[Stored entries]

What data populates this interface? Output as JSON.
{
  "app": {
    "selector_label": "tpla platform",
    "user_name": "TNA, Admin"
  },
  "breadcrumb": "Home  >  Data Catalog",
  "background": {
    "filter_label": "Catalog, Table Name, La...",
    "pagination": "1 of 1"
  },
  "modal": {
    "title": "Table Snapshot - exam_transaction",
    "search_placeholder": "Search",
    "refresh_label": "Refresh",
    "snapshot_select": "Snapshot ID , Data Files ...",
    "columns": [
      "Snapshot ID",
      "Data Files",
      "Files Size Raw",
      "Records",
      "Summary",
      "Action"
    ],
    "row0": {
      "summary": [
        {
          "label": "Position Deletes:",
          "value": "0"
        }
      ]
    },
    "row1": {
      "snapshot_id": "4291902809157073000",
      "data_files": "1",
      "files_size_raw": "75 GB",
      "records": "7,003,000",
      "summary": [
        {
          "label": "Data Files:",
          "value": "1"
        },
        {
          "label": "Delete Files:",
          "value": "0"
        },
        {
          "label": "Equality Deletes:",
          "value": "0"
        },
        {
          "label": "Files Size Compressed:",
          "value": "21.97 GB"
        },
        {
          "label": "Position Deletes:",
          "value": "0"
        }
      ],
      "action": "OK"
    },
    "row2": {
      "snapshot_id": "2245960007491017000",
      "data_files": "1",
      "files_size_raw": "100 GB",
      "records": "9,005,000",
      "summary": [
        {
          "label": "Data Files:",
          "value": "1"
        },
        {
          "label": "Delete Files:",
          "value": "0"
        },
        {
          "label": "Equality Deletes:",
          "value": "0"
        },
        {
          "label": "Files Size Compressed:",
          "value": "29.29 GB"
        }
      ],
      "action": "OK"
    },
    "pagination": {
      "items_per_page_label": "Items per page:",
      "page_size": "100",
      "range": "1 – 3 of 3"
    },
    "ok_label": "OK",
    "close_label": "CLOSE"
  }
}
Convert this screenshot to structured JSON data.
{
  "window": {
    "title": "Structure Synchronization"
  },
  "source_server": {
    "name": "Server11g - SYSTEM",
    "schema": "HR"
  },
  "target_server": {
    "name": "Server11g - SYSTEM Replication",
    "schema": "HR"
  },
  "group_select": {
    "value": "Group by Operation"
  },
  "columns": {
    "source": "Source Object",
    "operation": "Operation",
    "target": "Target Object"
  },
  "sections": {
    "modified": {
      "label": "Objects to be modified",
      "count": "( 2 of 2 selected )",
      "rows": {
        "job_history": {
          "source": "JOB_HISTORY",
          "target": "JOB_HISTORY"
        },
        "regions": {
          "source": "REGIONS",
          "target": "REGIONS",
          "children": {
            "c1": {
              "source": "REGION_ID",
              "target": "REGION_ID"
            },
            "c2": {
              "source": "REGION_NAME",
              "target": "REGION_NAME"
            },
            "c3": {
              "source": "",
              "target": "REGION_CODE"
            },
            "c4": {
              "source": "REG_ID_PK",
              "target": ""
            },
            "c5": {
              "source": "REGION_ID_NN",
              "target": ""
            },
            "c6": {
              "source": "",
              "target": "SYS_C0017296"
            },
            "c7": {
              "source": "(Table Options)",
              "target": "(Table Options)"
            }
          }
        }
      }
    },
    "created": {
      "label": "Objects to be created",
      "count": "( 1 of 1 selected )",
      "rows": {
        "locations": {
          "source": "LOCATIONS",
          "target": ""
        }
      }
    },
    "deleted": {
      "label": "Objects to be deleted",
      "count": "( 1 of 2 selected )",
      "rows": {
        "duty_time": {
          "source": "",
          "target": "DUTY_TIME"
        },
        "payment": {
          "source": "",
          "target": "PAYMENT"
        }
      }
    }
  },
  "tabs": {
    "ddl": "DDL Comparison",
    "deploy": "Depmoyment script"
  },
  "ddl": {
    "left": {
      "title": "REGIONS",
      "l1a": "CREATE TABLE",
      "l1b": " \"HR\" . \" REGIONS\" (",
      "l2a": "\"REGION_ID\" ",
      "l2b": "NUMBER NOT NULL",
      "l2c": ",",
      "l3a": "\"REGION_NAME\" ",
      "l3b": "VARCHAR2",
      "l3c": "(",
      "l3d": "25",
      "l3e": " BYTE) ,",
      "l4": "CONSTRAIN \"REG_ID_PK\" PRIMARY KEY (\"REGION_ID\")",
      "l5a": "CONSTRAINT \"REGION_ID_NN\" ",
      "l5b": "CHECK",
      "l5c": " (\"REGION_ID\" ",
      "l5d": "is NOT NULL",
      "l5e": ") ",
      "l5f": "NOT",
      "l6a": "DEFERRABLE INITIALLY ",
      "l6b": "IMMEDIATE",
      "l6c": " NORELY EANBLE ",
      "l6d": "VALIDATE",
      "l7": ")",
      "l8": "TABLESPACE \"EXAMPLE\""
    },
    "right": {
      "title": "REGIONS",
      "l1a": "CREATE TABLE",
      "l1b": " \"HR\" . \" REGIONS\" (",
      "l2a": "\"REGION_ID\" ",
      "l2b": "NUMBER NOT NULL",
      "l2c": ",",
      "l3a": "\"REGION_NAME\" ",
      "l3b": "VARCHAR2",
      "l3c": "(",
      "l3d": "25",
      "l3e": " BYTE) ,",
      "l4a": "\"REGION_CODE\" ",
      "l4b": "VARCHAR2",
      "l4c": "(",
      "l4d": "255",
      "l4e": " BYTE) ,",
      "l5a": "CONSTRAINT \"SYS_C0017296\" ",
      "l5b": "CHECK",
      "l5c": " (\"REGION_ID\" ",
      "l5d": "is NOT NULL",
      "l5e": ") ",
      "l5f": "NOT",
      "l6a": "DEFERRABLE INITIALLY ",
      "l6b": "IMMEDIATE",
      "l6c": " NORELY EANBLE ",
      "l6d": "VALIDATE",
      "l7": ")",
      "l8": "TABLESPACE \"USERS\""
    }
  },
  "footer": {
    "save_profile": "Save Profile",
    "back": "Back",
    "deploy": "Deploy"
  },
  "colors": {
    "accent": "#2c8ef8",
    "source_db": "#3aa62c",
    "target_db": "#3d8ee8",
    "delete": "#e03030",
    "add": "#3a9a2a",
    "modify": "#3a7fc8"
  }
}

_What the task asks_. Retype the material in full. Each word must match.

_Solution to the problem_.
What data populates this interface? Output as JSON.
{
  "app": {
    "selector_label": "tpla platform",
    "user_name": "TNA, Admin"
  },
  "breadcrumb": "Home  >  Data Catalog",
  "background": {
    "filter_label": "Catalog, Table Name, La...",
    "pagination": "1 of 1"
  },
  "modal": {
    "title": "Table Snapshot - exam_transaction",
    "search_placeholder": "Search",
    "refresh_label": "Refresh",
    "snapshot_select": "Snapshot ID , Data Files ...",
    "columns": [
      "Snapshot ID",
      "Data Files",
      "Files Size Raw",
      "Records",
      "Summary",
      "Action"
    ],
    "row0": {
      "summary": [
        {
          "label": "Position Deletes:",
          "value": "0"
        }
      ]
    },
    "row1": {
      "snapshot_id": "4291902809157073000",
      "data_files": "1",
      "files_size_raw": "75 GB",
      "records": "7,003,000",
      "summary": [
        {
          "label": "Data Files:",
          "value": "1"
        },
        {
          "label": "Delete Files:",
          "value": "0"
        },
        {
          "label": "Equality Deletes:",
          "value": "0"
        },
        {
          "label": "Files Size Compressed:",
          "value": "21.97 GB"
        },
        {
          "label": "Position Deletes:",
          "value": "0"
        }
      ],
      "action": "OK"
    },
    "row2": {
      "snapshot_id": "2245960007491017000",
      "data_files": "1",
      "files_size_raw": "100 GB",
      "records": "9,005,000",
      "summary": [
        {
          "label": "Data Files:",
          "value": "1"
        },
        {
          "label": "Delete Files:",
          "value": "0"
        },
        {
          "label": "Equality Deletes:",
          "value": "0"
        },
        {
          "label": "Files Size Compressed:",
          "value": "29.29 GB"
        }
      ],
      "action": "OK"
    },
    "pagination": {
      "items_per_page_label": "Items per page:",
      "page_size": "100",
      "range": "1 – 3 of 3"
    },
    "ok_label": "OK",
    "close_label": "CLOSE"
  }
}
Convert this screenshot to structured JSON data.
{
  "window": {
    "title": "Structure Synchronization"
  },
  "source_server": {
    "name": "Server11g - SYSTEM",
    "schema": "HR"
  },
  "target_server": {
    "name": "Server11g - SYSTEM Replication",
    "schema": "HR"
  },
  "group_select": {
    "value": "Group by Operation"
  },
  "columns": {
    "source": "Source Object",
    "operation": "Operation",
    "target": "Target Object"
  },
  "sections": {
    "modified": {
      "label": "Objects to be modified",
      "count": "( 2 of 2 selected )",
      "rows": {
        "job_history": {
          "source": "JOB_HISTORY",
          "target": "JOB_HISTORY"
        },
        "regions": {
          "source": "REGIONS",
          "target": "REGIONS",
          "children": {
            "c1": {
              "source": "REGION_ID",
              "target": "REGION_ID"
            },
            "c2": {
              "source": "REGION_NAME",
              "target": "REGION_NAME"
            },
            "c3": {
              "source": "",
              "target": "REGION_CODE"
            },
            "c4": {
              "source": "REG_ID_PK",
              "target": ""
            },
            "c5": {
              "source": "REGION_ID_NN",
              "target": ""
            },
            "c6": {
              "source": "",
              "target": "SYS_C0017296"
            },
            "c7": {
              "source": "(Table Options)",
              "target": "(Table Options)"
            }
          }
        }
      }
    },
    "created": {
      "label": "Objects to be created",
      "count": "( 1 of 1 selected )",
      "rows": {
        "locations": {
          "source": "LOCATIONS",
          "target": ""
        }
      }
    },
    "deleted": {
      "label": "Objects to be deleted",
      "count": "( 1 of 2 selected )",
      "rows": {
        "duty_time": {
          "source": "",
          "target": "DUTY_TIME"
        },
        "payment": {
          "source": "",
          "target": "PAYMENT"
        }
      }
    }
  },
  "tabs": {
    "ddl": "DDL Comparison",
    "deploy": "Depmoyment script"
  },
  "ddl": {
    "left": {
      "title": "REGIONS",
      "l1a": "CREATE TABLE",
      "l1b": " \"HR\" . \" REGIONS\" (",
      "l2a": "\"REGION_ID\" ",
      "l2b": "NUMBER NOT NULL",
      "l2c": ",",
      "l3a": "\"REGION_NAME\" ",
      "l3b": "VARCHAR2",
      "l3c": "(",
      "l3d": "25",
      "l3e": " BYTE) ,",
      "l4": "CONSTRAIN \"REG_ID_PK\" PRIMARY KEY (\"REGION_ID\")",
      "l5a": "CONSTRAINT \"REGION_ID_NN\" ",
      "l5b": "CHECK",
      "l5c": " (\"REGION_ID\" ",
      "l5d": "is NOT NULL",
      "l5e": ") ",
      "l5f": "NOT",
      "l6a": "DEFERRABLE INITIALLY ",
      "l6b": "IMMEDIATE",
      "l6c": " NORELY EANBLE ",
      "l6d": "VALIDATE",
      "l7": ")",
      "l8": "TABLESPACE \"EXAMPLE\""
    },
    "right": {
      "title": "REGIONS",
      "l1a": "CREATE TABLE",
      "l1b": " \"HR\" . \" REGIONS\" (",
      "l2a": "\"REGION_ID\" ",
      "l2b": "NUMBER NOT NULL",
      "l2c": ",",
      "l3a": "\"REGION_NAME\" ",
      "l3b": "VARCHAR2",
      "l3c": "(",
      "l3d": "25",
      "l3e": " BYTE) ,",
      "l4a": "\"REGION_CODE\" ",
      "l4b": "VARCHAR2",
      "l4c": "(",
      "l4d": "255",
      "l4e": " BYTE) ,",
      "l5a": "CONSTRAINT \"SYS_C0017296\" ",
      "l5b": "CHECK",
      "l5c": " (\"REGION_ID\" ",
      "l5d": "is NOT NULL",
      "l5e": ") ",
      "l5f": "NOT",
      "l6a": "DEFERRABLE INITIALLY ",
      "l6b": "IMMEDIATE",
      "l6c": " NORELY EANBLE ",
      "l6d": "VALIDATE",
      "l7": ")",
      "l8": "TABLESPACE \"USERS\""
    }
  },
  "footer": {
    "save_profile": "Save Profile",
    "back": "Back",
    "deploy": "Deploy"
  },
  "colors": {
    "accent": "#2c8ef8",
    "source_db": "#3aa62c",
    "target_db": "#3d8ee8",
    "delete": "#e03030",
    "add": "#3a9a2a",
    "modify": "#3a7fc8"
  }
}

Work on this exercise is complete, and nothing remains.